[Records for the task — start]
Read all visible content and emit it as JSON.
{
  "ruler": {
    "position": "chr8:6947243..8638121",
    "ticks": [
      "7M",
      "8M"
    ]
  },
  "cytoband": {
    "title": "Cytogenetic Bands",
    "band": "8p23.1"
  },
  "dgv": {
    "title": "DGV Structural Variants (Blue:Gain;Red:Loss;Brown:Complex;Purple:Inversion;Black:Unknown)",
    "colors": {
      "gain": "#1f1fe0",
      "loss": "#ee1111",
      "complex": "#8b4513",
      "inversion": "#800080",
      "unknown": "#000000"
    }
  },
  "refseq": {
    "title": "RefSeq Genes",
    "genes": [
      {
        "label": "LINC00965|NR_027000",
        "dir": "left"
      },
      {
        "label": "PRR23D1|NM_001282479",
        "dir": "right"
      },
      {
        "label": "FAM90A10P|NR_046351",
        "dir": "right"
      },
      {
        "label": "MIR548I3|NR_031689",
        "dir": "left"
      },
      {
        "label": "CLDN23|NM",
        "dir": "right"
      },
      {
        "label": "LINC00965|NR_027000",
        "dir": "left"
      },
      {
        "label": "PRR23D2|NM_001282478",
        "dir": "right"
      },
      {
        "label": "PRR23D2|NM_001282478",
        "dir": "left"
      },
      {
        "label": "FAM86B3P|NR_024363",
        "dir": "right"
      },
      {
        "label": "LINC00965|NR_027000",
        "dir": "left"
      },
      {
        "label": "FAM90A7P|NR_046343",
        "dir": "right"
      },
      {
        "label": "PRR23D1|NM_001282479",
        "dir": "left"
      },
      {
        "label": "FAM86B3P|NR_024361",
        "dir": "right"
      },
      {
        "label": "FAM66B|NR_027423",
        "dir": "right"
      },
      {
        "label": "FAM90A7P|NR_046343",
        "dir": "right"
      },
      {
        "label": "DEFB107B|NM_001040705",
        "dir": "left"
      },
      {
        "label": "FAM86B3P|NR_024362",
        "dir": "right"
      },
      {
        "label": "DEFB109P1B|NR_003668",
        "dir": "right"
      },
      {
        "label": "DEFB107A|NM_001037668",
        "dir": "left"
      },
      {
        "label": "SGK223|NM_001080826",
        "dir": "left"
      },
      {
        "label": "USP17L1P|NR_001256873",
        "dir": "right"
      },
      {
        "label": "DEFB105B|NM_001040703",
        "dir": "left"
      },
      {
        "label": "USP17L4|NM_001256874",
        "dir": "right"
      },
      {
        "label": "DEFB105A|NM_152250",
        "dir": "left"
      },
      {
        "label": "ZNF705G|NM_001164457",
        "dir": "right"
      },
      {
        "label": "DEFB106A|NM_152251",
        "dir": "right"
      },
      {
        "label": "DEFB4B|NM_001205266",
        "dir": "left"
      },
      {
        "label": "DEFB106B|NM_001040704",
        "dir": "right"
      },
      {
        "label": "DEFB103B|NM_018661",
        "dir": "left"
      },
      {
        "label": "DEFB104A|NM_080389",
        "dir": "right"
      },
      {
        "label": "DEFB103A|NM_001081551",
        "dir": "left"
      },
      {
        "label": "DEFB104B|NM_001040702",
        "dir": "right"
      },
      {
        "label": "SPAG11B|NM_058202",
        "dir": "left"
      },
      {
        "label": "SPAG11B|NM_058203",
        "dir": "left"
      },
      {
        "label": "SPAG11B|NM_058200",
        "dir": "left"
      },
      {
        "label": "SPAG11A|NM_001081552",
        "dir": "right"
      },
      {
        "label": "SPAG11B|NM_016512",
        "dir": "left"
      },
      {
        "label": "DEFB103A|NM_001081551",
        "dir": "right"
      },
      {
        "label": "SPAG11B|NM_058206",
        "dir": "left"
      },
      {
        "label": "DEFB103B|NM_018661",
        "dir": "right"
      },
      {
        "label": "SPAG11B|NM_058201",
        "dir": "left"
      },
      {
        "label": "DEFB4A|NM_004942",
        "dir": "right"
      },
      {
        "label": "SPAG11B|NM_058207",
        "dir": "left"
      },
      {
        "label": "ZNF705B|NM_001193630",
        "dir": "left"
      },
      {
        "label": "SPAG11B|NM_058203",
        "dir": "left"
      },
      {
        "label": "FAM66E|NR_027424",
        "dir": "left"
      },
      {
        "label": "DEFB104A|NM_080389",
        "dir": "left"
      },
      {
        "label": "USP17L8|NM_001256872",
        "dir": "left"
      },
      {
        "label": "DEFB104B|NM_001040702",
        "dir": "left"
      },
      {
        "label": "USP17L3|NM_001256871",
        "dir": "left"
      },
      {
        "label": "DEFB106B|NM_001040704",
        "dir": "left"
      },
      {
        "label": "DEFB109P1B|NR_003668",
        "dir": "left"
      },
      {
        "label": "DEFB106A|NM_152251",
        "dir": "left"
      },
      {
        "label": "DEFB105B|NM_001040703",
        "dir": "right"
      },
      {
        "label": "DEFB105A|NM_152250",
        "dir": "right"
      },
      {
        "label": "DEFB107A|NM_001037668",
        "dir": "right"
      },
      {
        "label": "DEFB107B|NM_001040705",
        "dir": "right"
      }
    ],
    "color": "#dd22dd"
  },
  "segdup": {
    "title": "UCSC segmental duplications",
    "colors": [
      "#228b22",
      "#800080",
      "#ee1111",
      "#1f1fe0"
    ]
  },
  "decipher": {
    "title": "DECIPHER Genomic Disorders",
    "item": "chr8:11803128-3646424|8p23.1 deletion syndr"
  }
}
[Records for the task — finish]
→ **Task objective**
Find each line above with the string "title", then report how many there are. Write only the number.

→ **Result of the exercise**
5